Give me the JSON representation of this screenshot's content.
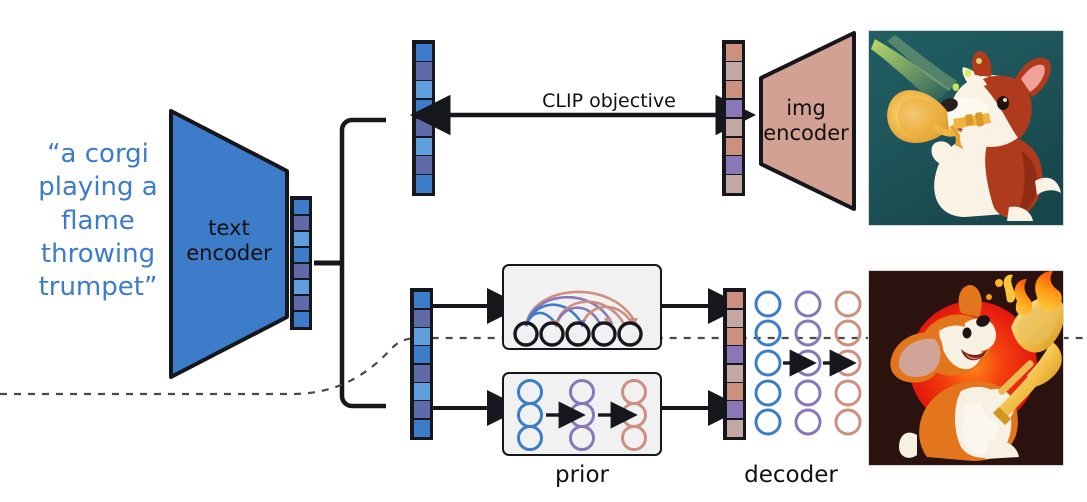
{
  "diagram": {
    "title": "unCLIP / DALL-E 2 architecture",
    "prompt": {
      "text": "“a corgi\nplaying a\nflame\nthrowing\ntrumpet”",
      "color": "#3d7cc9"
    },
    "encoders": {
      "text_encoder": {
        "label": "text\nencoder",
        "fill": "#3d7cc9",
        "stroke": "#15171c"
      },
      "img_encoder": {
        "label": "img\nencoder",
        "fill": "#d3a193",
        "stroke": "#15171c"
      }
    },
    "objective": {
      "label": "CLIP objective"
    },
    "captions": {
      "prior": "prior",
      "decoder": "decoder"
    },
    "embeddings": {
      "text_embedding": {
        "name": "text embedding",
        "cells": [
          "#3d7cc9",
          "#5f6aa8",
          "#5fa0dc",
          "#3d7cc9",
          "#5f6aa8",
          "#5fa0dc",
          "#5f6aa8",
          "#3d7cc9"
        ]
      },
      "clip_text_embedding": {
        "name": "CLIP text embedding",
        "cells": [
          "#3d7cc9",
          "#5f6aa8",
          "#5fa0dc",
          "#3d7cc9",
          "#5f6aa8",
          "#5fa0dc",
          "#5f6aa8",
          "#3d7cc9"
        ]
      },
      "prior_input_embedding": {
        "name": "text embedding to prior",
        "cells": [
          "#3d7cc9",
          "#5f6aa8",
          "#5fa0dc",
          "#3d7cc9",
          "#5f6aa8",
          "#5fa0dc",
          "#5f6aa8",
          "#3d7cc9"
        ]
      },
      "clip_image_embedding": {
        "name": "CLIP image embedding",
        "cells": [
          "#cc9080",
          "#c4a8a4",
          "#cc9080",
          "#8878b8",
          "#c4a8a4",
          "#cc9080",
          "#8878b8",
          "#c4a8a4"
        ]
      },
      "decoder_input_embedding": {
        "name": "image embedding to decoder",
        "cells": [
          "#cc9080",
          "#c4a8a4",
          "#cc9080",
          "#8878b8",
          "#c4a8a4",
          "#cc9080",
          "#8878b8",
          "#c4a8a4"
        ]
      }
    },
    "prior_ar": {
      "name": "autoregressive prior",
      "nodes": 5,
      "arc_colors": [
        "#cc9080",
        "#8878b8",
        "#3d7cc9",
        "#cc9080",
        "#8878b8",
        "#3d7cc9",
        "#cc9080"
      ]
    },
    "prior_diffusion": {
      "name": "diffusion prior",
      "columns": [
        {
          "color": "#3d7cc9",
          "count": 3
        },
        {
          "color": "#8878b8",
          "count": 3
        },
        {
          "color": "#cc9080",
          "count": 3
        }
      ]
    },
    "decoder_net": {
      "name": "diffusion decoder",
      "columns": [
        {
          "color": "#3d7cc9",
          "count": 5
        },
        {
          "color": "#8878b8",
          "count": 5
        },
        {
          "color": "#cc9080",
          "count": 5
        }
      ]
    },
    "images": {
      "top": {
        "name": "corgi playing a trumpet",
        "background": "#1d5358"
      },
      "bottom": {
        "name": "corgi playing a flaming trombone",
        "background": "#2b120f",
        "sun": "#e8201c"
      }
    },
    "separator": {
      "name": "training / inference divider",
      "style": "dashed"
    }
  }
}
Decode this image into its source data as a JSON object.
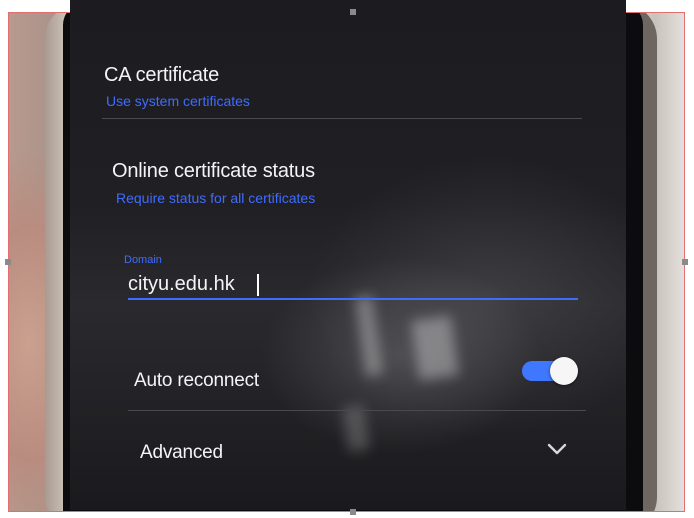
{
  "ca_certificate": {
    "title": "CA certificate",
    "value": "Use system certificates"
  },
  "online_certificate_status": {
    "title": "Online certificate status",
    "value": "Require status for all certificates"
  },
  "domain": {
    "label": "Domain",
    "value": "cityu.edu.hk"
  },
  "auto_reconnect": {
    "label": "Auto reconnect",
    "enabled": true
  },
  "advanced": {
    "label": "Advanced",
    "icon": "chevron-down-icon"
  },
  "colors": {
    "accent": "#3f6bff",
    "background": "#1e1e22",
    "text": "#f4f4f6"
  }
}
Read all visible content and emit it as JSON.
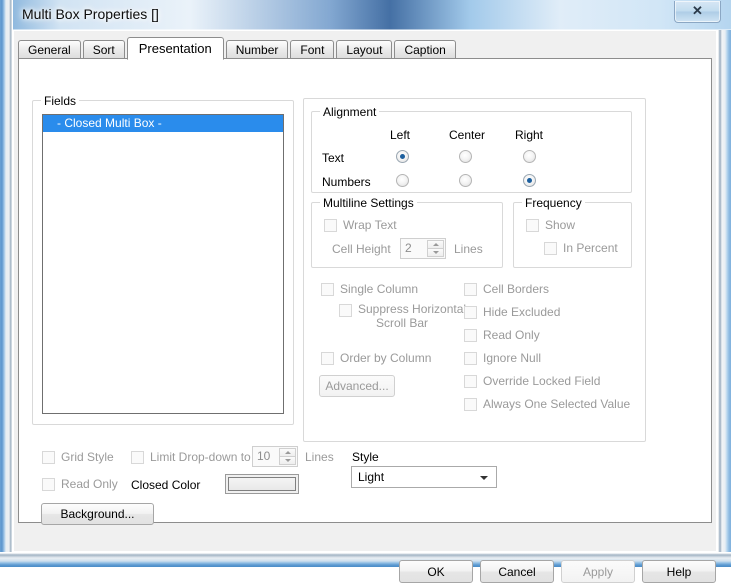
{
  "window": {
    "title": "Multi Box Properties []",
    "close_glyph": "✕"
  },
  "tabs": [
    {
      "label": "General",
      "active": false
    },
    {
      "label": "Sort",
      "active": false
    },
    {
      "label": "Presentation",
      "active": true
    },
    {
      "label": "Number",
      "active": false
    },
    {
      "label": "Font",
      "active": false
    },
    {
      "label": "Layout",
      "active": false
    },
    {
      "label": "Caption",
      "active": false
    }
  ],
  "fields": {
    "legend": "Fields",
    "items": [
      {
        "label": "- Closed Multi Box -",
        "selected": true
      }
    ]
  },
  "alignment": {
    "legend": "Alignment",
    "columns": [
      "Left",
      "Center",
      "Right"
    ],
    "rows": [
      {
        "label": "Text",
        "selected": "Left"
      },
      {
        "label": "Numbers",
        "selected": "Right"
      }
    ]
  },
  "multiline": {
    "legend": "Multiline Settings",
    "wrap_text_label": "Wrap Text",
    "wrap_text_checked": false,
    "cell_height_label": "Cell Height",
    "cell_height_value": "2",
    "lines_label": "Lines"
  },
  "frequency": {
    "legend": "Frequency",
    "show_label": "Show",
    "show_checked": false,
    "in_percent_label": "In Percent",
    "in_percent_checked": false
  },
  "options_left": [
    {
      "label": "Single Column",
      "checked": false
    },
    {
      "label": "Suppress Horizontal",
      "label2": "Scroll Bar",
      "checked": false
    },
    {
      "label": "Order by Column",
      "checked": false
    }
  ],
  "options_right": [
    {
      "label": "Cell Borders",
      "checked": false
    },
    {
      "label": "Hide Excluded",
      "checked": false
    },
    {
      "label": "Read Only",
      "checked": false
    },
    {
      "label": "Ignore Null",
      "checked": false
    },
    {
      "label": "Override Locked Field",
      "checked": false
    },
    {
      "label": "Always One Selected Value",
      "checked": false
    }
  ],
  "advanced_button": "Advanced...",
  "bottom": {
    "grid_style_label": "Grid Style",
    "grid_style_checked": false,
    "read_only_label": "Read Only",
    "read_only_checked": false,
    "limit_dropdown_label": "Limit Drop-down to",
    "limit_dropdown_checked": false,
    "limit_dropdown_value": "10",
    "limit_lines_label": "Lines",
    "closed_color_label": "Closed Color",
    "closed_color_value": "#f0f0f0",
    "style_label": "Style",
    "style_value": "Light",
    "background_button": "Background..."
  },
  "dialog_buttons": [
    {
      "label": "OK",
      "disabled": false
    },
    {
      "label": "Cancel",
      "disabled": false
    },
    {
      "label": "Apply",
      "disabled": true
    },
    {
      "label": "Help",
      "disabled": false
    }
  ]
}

+--

● **EXERCISE DESCRIPTION**: Take the entries shown above and quote them verbatim, passing over the pictures.

● **OUTPUT BELOW**:
Give me the JSON representation of this screenshot's content.
{
  "diagram": {
    "title": "unCLIP / DALL-E 2 architecture",
    "prompt": {
      "text": "“a corgi\nplaying a\nflame\nthrowing\ntrumpet”",
      "color": "#3d7cc9"
    },
    "encoders": {
      "text_encoder": {
        "label": "text\nencoder",
        "fill": "#3d7cc9",
        "stroke": "#15171c"
      },
      "img_encoder": {
        "label": "img\nencoder",
        "fill": "#d3a193",
        "stroke": "#15171c"
      }
    },
    "objective": {
      "label": "CLIP objective"
    },
    "captions": {
      "prior": "prior",
      "decoder": "decoder"
    },
    "embeddings": {
      "text_embedding": {
        "name": "text embedding",
        "cells": [
          "#3d7cc9",
          "#5f6aa8",
          "#5fa0dc",
          "#3d7cc9",
          "#5f6aa8",
          "#5fa0dc",
          "#5f6aa8",
          "#3d7cc9"
        ]
      },
      "clip_text_embedding": {
        "name": "CLIP text embedding",
        "cells": [
          "#3d7cc9",
          "#5f6aa8",
          "#5fa0dc",
          "#3d7cc9",
          "#5f6aa8",
          "#5fa0dc",
          "#5f6aa8",
          "#3d7cc9"
        ]
      },
      "prior_input_embedding": {
        "name": "text embedding to prior",
        "cells": [
          "#3d7cc9",
          "#5f6aa8",
          "#5fa0dc",
          "#3d7cc9",
          "#5f6aa8",
          "#5fa0dc",
          "#5f6aa8",
          "#3d7cc9"
        ]
      },
      "clip_image_embedding": {
        "name": "CLIP image embedding",
        "cells": [
          "#cc9080",
          "#c4a8a4",
          "#cc9080",
          "#8878b8",
          "#c4a8a4",
          "#cc9080",
          "#8878b8",
          "#c4a8a4"
        ]
      },
      "decoder_input_embedding": {
        "name": "image embedding to decoder",
        "cells": [
          "#cc9080",
          "#c4a8a4",
          "#cc9080",
          "#8878b8",
          "#c4a8a4",
          "#cc9080",
          "#8878b8",
          "#c4a8a4"
        ]
      }
    },
    "prior_ar": {
      "name": "autoregressive prior",
      "nodes": 5,
      "arc_colors": [
        "#cc9080",
        "#8878b8",
        "#3d7cc9",
        "#cc9080",
        "#8878b8",
        "#3d7cc9",
        "#cc9080"
      ]
    },
    "prior_diffusion": {
      "name": "diffusion prior",
      "columns": [
        {
          "color": "#3d7cc9",
          "count": 3
        },
        {
          "color": "#8878b8",
          "count": 3
        },
        {
          "color": "#cc9080",
          "count": 3
        }
      ]
    },
    "decoder_net": {
      "name": "diffusion decoder",
      "columns": [
        {
          "color": "#3d7cc9",
          "count": 5
        },
        {
          "color": "#8878b8",
          "count": 5
        },
        {
          "color": "#cc9080",
          "count": 5
        }
      ]
    },
    "images": {
      "top": {
        "name": "corgi playing a trumpet",
        "background": "#1d5358"
      },
      "bottom": {
        "name": "corgi playing a flaming trombone",
        "background": "#2b120f",
        "sun": "#e8201c"
      }
    },
    "separator": {
      "name": "training / inference divider",
      "style": "dashed"
    }
  }
}
Decode this image into its source data as a JSON object.
{
  "ca_certificate": {
    "title": "CA certificate",
    "value": "Use system certificates"
  },
  "online_certificate_status": {
    "title": "Online certificate status",
    "value": "Require status for all certificates"
  },
  "domain": {
    "label": "Domain",
    "value": "cityu.edu.hk"
  },
  "auto_reconnect": {
    "label": "Auto reconnect",
    "enabled": true
  },
  "advanced": {
    "label": "Advanced",
    "icon": "chevron-down-icon"
  },
  "colors": {
    "accent": "#3f6bff",
    "background": "#1e1e22",
    "text": "#f4f4f6"
  }
}
Read all visible content and emit it as JSON.
{
  "window": {
    "title": "Multi Box Properties []",
    "close_glyph": "✕"
  },
  "tabs": [
    {
      "label": "General",
      "active": false
    },
    {
      "label": "Sort",
      "active": false
    },
    {
      "label": "Presentation",
      "active": true
    },
    {
      "label": "Number",
      "active": false
    },
    {
      "label": "Font",
      "active": false
    },
    {
      "label": "Layout",
      "active": false
    },
    {
      "label": "Caption",
      "active": false
    }
  ],
  "fields": {
    "legend": "Fields",
    "items": [
      {
        "label": "- Closed Multi Box -",
        "selected": true
      }
    ]
  },
  "alignment": {
    "legend": "Alignment",
    "columns": [
      "Left",
      "Center",
      "Right"
    ],
    "rows": [
      {
        "label": "Text",
        "selected": "Left"
      },
      {
        "label": "Numbers",
        "selected": "Right"
      }
    ]
  },
  "multiline": {
    "legend": "Multiline Settings",
    "wrap_text_label": "Wrap Text",
    "wrap_text_checked": false,
    "cell_height_label": "Cell Height",
    "cell_height_value": "2",
    "lines_label": "Lines"
  },
  "frequency": {
    "legend": "Frequency",
    "show_label": "Show",
    "show_checked": false,
    "in_percent_label": "In Percent",
    "in_percent_checked": false
  },
  "options_left": [
    {
      "label": "Single Column",
      "checked": false
    },
    {
      "label": "Suppress Horizontal",
      "label2": "Scroll Bar",
      "checked": false
    },
    {
      "label": "Order by Column",
      "checked": false
    }
  ],
  "options_right": [
    {
      "label": "Cell Borders",
      "checked": false
    },
    {
      "label": "Hide Excluded",
      "checked": false
    },
    {
      "label": "Read Only",
      "checked": false
    },
    {
      "label": "Ignore Null",
      "checked": false
    },
    {
      "label": "Override Locked Field",
      "checked": false
    },
    {
      "label": "Always One Selected Value",
      "checked": false
    }
  ],
  "advanced_button": "Advanced...",
  "bottom": {
    "grid_style_label": "Grid Style",
    "grid_style_checked": false,
    "read_only_label": "Read Only",
    "read_only_checked": false,
    "limit_dropdown_label": "Limit Drop-down to",
    "limit_dropdown_checked": false,
    "limit_dropdown_value": "10",
    "limit_lines_label": "Lines",
    "closed_color_label": "Closed Color",
    "closed_color_value": "#f0f0f0",
    "style_label": "Style",
    "style_value": "Light",
    "background_button": "Background..."
  },
  "dialog_buttons": [
    {
      "label": "OK",
      "disabled": false
    },
    {
      "label": "Cancel",
      "disabled": false
    },
    {
      "label": "Apply",
      "disabled": true
    },
    {
      "label": "Help",
      "disabled": false
    }
  ]
}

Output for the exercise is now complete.